- _Stored data entries_:
>> START

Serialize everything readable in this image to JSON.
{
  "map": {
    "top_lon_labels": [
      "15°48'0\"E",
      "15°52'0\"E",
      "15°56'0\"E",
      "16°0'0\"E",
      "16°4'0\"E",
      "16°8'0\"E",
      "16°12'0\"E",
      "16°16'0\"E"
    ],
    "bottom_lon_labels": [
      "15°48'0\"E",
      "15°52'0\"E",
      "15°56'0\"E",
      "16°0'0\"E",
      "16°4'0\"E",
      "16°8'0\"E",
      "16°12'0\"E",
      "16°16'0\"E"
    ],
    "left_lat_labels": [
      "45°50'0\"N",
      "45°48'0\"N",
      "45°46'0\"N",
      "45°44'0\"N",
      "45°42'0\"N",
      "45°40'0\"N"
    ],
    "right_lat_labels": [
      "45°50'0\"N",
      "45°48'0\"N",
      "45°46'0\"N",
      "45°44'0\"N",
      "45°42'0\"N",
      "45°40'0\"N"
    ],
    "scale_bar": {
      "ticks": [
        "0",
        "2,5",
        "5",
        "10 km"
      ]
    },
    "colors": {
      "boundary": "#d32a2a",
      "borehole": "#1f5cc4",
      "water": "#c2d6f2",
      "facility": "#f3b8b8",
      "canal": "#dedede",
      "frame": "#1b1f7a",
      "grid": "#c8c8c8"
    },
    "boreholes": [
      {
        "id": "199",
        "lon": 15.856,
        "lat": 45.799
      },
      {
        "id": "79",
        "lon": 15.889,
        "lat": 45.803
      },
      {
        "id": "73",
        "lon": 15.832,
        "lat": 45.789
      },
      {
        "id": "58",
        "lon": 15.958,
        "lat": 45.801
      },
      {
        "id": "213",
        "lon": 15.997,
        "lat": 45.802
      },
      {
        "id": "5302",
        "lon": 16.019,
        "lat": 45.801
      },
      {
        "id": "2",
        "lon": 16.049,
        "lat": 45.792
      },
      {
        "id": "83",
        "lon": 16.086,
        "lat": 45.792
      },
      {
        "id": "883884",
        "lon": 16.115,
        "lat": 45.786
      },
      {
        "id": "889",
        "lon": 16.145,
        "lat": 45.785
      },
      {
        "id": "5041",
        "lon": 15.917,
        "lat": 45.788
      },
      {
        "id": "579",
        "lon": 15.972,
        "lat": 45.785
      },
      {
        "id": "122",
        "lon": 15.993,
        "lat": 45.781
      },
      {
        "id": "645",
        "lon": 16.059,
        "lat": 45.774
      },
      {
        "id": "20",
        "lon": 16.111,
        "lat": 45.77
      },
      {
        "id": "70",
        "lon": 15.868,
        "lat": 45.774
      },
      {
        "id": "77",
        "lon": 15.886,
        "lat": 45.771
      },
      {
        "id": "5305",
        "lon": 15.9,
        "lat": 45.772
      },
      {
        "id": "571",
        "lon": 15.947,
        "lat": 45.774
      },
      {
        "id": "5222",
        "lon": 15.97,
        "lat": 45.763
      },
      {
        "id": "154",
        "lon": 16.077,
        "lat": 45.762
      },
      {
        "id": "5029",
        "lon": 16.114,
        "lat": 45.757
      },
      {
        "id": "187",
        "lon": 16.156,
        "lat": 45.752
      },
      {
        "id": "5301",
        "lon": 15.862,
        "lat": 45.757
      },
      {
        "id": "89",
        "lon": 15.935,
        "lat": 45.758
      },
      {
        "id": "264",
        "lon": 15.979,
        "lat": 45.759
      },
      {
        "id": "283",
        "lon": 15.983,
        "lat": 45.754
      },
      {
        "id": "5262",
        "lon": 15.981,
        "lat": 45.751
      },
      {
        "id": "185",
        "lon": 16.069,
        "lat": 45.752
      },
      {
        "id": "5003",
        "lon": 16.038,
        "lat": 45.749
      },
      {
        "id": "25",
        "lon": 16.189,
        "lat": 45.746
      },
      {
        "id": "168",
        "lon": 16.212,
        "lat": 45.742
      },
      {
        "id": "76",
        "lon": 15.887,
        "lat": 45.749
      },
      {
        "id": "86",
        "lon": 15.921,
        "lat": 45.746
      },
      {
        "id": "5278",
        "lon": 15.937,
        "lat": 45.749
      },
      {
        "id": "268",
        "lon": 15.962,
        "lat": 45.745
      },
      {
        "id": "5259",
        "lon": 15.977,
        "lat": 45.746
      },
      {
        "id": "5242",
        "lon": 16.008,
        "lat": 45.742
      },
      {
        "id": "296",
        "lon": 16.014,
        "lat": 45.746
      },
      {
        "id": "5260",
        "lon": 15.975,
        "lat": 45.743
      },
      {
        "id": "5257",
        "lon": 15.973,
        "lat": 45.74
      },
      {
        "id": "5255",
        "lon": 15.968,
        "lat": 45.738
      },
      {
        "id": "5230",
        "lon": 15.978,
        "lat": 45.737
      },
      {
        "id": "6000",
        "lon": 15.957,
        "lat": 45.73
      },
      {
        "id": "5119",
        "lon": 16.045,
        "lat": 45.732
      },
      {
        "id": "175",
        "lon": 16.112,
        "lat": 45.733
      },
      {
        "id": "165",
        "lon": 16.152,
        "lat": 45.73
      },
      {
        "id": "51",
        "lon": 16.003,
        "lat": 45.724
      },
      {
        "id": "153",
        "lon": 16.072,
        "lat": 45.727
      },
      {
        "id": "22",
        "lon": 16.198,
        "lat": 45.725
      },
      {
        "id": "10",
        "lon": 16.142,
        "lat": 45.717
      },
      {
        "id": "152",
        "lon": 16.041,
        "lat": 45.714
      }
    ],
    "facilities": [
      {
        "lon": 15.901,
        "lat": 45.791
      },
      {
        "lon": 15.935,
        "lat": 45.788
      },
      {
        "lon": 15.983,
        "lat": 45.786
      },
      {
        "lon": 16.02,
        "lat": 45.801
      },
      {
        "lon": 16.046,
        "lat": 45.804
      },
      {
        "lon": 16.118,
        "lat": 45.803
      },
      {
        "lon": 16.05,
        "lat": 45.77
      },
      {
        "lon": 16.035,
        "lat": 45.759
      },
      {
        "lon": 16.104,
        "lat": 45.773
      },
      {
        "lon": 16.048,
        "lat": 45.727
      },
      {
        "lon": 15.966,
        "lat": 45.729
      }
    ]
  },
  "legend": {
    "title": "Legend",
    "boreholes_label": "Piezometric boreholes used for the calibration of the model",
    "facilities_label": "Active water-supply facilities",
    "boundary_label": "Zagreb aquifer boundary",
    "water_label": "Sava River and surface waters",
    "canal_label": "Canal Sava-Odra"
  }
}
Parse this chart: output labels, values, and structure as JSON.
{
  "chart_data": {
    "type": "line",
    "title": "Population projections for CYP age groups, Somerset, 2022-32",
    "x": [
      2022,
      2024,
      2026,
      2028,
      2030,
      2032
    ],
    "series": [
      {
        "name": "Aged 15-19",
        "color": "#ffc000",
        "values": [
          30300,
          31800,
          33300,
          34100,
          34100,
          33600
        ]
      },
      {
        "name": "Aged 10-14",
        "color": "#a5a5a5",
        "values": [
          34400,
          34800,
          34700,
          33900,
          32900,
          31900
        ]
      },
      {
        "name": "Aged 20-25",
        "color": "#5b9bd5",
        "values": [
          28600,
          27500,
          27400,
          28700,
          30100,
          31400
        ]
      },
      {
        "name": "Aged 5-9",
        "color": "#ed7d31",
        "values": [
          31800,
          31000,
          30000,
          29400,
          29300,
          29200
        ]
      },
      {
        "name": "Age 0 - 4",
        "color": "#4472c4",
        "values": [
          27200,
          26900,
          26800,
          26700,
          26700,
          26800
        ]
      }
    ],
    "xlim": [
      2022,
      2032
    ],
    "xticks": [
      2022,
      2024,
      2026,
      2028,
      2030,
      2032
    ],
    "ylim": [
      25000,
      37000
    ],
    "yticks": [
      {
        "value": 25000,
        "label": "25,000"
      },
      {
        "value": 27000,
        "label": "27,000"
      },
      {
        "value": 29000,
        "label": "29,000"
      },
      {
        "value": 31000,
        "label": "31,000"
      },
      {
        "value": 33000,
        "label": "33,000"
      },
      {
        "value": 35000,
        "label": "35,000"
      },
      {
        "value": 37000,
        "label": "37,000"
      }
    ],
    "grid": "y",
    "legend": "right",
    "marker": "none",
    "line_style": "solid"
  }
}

>> END

- _What is expected_: Work out how many lines of the listing above include the word "boreholes". Reply with nothing but the count.

- _Solution for this exercise_: 2